• WHAT TO PRODUCE: Show all lines from the listing below that contain "최고기온".

• SUPPLIED ENTRIES:
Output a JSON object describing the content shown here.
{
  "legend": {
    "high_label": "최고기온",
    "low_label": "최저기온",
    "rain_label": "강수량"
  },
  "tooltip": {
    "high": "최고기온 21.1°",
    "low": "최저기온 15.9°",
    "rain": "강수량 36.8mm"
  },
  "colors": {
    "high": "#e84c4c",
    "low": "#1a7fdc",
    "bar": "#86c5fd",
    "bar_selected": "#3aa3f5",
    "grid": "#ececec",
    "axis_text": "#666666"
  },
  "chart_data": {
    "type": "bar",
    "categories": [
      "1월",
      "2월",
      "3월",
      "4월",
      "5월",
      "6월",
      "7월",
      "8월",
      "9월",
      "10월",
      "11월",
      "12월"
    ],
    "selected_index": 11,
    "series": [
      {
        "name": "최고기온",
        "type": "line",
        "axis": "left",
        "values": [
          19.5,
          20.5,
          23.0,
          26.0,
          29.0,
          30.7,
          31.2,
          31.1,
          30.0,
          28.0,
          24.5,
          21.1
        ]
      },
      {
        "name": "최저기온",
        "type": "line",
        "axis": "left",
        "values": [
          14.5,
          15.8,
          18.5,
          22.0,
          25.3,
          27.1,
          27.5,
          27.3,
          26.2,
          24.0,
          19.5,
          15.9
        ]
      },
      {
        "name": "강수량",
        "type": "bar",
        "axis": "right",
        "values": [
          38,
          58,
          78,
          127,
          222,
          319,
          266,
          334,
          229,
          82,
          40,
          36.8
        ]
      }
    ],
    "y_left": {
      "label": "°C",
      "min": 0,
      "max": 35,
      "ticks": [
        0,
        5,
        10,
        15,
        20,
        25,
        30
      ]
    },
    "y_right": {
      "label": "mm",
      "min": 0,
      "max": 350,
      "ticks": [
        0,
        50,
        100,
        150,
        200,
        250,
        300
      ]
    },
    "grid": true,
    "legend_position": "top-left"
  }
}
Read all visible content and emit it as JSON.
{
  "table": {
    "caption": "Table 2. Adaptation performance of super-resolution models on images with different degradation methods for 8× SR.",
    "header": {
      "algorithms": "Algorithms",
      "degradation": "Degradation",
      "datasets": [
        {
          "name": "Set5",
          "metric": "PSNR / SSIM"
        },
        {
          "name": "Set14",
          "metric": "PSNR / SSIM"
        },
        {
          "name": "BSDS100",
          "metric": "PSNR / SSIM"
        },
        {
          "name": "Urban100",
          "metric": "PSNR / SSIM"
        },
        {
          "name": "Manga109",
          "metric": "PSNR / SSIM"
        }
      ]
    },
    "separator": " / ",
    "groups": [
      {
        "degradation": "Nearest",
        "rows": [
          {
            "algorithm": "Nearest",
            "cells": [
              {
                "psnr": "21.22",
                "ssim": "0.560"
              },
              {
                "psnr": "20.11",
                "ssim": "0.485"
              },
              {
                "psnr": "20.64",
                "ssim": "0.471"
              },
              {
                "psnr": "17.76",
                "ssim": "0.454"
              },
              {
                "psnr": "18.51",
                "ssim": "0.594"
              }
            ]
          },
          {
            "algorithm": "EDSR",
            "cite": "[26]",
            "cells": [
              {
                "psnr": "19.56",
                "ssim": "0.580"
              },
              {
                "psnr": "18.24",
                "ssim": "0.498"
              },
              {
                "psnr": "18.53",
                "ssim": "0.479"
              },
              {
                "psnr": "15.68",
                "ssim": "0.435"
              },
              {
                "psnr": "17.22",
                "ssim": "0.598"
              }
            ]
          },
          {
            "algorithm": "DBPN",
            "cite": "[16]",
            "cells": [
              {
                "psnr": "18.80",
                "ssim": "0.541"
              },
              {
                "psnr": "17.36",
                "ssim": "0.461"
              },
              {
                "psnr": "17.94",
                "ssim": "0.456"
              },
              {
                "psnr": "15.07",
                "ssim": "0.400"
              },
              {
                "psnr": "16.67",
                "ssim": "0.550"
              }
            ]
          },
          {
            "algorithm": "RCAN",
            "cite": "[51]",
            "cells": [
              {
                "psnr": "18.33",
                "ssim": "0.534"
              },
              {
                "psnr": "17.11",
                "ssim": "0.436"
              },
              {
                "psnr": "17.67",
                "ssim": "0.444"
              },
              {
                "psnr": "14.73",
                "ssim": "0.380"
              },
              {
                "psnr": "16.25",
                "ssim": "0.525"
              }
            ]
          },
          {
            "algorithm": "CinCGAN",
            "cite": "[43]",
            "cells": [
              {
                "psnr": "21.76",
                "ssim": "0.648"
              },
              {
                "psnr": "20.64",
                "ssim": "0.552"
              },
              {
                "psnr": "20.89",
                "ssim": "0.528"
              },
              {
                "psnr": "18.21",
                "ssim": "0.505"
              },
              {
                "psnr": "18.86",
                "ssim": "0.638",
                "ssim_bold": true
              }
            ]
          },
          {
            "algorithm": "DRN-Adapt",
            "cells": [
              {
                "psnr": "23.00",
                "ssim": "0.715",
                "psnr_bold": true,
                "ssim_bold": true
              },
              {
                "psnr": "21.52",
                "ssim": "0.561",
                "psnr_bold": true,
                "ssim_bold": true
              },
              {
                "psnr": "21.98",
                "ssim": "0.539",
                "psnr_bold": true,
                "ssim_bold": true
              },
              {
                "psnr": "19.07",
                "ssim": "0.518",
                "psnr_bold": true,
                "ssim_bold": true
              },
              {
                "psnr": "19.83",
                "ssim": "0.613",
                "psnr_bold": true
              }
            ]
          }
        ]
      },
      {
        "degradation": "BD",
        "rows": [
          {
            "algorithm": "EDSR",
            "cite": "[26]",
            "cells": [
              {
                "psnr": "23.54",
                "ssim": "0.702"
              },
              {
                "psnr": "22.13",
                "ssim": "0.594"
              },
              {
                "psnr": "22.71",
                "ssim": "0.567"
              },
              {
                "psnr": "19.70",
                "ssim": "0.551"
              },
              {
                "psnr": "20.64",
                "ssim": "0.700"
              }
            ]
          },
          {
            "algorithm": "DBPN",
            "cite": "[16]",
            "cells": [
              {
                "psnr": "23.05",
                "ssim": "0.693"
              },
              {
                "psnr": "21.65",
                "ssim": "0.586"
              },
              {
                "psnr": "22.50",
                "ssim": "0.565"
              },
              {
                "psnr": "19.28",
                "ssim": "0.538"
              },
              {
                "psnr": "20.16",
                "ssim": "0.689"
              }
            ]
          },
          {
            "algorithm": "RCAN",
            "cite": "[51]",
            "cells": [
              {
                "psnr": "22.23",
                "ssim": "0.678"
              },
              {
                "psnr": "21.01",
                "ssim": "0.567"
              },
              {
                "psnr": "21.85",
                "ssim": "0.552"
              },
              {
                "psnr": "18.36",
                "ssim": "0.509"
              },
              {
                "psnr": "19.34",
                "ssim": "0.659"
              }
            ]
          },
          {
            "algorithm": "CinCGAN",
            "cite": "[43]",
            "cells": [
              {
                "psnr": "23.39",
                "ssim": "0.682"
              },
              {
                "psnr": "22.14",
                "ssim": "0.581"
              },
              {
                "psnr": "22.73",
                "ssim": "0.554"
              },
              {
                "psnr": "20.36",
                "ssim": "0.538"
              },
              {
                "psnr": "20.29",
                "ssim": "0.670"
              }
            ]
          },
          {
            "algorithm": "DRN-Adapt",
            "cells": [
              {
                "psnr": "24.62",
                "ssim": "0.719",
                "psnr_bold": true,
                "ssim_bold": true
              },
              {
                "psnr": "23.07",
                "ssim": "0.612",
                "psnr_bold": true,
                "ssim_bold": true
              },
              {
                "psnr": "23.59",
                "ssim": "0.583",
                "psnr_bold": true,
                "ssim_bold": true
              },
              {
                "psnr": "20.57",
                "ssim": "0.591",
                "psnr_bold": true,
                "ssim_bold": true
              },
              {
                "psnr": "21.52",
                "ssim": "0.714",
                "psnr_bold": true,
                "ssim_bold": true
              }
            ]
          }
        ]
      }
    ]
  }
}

• ANSWER TO THE PROBLEM:
    "high_label": "최고기온",
    "high": "최고기온 21.1°",
        "name": "최고기온",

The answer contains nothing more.